- Extracted information -
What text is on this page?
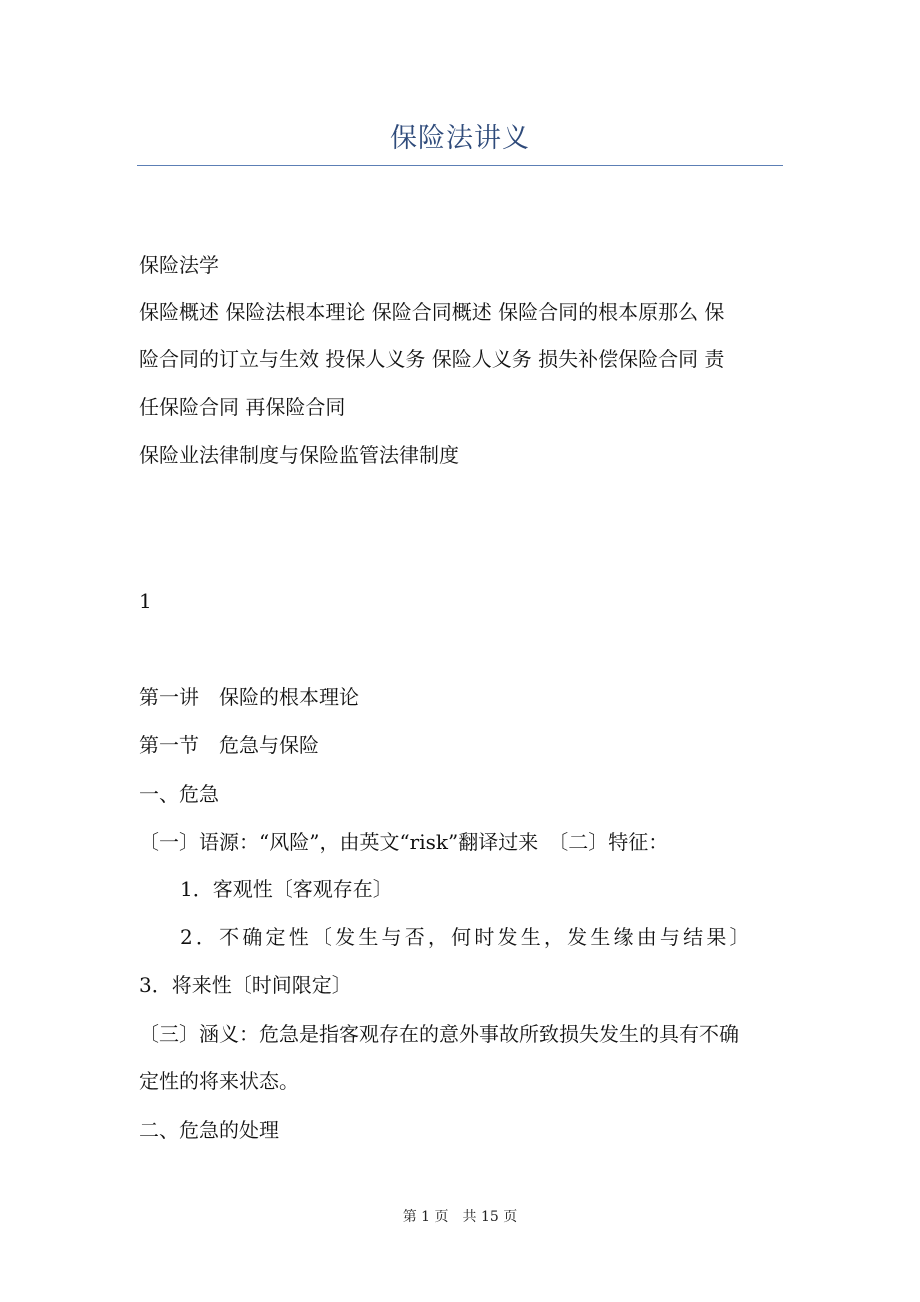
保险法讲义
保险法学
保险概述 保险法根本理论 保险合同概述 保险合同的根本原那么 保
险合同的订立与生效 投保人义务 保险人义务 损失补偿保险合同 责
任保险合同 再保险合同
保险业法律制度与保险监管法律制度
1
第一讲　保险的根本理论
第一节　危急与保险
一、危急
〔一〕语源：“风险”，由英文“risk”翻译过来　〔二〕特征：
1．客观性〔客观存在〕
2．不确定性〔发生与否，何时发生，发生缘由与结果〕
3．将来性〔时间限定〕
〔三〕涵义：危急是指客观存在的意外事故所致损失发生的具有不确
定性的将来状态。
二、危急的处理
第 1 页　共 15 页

- Goal -
Reproduce each record above by retyping it exactly; omit all images.

- Solution below -
What text is on this page?
保险法讲义
保险法学
保险概述 保险法根本理论 保险合同概述 保险合同的根本原那么 保
险合同的订立与生效 投保人义务 保险人义务 损失补偿保险合同 责
任保险合同 再保险合同
保险业法律制度与保险监管法律制度
1
第一讲　保险的根本理论
第一节　危急与保险
一、危急
〔一〕语源：“风险”，由英文“risk”翻译过来　〔二〕特征：
1．客观性〔客观存在〕
2．不确定性〔发生与否，何时发生，发生缘由与结果〕
3．将来性〔时间限定〕
〔三〕涵义：危急是指客观存在的意外事故所致损失发生的具有不确
定性的将来状态。
二、危急的处理
第 1 页　共 15 页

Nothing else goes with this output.